■ GIVEN TASK:
Lines containing the string "such" are to be counted; report only how many there are.

■ EXERCISE MATERIAL:

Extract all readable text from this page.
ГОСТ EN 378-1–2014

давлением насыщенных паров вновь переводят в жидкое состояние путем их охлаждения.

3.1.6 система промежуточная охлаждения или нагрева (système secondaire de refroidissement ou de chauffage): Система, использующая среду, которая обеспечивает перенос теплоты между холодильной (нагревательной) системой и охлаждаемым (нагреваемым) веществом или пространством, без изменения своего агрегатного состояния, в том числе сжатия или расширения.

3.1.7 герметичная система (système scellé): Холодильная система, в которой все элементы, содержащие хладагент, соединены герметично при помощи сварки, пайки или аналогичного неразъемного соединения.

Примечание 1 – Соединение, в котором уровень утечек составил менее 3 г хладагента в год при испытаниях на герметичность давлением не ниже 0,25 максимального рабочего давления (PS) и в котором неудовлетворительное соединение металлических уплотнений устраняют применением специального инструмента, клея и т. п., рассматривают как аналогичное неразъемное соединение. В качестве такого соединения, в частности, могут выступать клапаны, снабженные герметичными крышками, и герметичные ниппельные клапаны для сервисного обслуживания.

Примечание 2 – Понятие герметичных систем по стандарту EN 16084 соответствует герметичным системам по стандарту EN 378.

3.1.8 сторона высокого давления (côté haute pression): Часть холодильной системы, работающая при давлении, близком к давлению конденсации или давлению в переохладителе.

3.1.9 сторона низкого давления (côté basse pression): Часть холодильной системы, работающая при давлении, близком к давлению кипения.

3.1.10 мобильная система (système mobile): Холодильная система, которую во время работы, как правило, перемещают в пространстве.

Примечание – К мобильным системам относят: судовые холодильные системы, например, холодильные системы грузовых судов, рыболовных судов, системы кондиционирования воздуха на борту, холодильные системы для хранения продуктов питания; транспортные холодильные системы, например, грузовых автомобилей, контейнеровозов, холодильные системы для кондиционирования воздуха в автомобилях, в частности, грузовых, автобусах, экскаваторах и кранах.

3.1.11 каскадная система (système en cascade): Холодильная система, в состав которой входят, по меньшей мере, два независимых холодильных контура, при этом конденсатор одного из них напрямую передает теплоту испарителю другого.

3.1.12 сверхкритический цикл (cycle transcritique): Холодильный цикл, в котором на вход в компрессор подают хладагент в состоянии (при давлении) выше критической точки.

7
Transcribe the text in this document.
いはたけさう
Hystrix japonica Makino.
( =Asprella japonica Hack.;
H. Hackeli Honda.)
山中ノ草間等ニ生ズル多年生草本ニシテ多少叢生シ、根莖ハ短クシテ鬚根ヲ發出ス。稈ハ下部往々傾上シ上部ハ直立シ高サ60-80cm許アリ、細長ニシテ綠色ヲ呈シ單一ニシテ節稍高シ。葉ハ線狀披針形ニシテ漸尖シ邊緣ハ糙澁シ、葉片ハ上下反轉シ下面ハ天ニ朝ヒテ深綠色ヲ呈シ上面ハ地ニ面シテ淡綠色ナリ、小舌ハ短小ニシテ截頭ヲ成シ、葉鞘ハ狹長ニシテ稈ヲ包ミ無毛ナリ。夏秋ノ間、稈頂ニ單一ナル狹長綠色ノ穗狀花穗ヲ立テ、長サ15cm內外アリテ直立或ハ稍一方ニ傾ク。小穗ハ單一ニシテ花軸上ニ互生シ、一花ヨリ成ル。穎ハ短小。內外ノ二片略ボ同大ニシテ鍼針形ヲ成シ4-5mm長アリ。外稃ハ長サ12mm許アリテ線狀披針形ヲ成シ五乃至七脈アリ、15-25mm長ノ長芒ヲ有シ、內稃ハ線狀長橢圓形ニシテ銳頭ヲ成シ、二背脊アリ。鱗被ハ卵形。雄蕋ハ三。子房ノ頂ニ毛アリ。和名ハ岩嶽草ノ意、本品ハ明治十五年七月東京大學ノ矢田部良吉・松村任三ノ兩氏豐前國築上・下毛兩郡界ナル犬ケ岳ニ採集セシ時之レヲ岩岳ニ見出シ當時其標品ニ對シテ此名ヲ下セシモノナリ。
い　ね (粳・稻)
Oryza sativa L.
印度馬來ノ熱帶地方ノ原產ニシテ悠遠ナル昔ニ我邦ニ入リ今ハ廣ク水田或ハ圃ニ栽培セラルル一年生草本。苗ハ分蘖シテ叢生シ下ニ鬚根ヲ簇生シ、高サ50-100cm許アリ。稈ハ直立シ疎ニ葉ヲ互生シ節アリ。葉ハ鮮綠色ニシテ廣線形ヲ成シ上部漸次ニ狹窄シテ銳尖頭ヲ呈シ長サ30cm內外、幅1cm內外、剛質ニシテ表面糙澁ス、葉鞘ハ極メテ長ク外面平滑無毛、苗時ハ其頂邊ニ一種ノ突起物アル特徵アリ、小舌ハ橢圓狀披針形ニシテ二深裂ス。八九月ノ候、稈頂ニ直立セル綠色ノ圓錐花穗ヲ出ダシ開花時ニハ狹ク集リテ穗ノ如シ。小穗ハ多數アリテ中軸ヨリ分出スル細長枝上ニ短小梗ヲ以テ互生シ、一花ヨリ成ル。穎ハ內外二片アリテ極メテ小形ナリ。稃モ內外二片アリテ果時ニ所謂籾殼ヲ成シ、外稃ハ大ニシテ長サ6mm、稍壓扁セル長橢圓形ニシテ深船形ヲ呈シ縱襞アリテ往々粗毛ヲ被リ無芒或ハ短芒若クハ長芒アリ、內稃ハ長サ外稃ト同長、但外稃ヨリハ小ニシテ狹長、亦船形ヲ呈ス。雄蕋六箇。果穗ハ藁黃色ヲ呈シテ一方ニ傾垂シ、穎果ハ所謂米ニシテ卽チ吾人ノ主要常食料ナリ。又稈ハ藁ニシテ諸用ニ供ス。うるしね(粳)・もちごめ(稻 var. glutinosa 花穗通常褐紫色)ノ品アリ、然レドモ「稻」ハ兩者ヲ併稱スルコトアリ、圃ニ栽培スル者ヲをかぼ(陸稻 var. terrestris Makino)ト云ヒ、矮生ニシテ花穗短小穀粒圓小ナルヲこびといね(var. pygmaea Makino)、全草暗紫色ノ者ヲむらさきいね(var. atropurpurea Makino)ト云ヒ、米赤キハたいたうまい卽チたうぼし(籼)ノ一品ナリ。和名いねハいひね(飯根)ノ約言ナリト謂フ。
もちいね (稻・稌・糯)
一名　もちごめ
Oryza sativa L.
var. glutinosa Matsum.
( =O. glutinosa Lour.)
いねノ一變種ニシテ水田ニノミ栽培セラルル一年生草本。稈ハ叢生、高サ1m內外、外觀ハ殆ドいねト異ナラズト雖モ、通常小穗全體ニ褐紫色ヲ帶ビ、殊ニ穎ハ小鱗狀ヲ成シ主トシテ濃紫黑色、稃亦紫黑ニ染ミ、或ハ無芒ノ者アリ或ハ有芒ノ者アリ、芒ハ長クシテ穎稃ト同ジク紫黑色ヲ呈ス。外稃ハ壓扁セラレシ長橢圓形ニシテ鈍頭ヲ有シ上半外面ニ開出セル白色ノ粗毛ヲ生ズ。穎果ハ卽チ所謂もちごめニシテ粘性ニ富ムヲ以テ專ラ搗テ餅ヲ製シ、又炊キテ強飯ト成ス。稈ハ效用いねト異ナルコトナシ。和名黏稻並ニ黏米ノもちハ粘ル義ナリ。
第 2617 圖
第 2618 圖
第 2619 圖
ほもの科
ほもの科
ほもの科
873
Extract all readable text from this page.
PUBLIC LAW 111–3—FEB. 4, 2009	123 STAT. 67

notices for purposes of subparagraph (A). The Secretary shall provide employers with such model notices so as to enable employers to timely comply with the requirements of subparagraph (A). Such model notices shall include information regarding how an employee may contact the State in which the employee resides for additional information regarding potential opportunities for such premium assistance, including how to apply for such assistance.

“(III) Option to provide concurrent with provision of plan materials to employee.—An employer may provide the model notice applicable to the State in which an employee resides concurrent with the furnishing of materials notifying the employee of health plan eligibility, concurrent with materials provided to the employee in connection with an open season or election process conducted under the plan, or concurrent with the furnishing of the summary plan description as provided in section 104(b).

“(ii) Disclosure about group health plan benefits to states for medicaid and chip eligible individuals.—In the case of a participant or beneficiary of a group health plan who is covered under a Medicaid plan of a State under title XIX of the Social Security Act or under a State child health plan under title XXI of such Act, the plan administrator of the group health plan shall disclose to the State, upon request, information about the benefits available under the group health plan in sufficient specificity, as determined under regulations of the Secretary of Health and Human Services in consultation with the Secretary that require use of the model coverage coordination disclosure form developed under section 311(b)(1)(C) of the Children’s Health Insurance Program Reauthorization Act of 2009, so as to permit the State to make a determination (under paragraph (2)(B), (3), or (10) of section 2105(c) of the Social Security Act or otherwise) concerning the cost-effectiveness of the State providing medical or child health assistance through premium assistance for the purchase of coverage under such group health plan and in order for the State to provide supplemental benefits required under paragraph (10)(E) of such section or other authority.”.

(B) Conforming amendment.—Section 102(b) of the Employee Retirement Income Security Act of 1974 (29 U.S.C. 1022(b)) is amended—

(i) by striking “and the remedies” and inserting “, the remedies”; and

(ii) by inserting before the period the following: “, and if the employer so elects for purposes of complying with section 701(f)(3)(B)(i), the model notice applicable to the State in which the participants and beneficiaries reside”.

■ RESULT BELOW:
2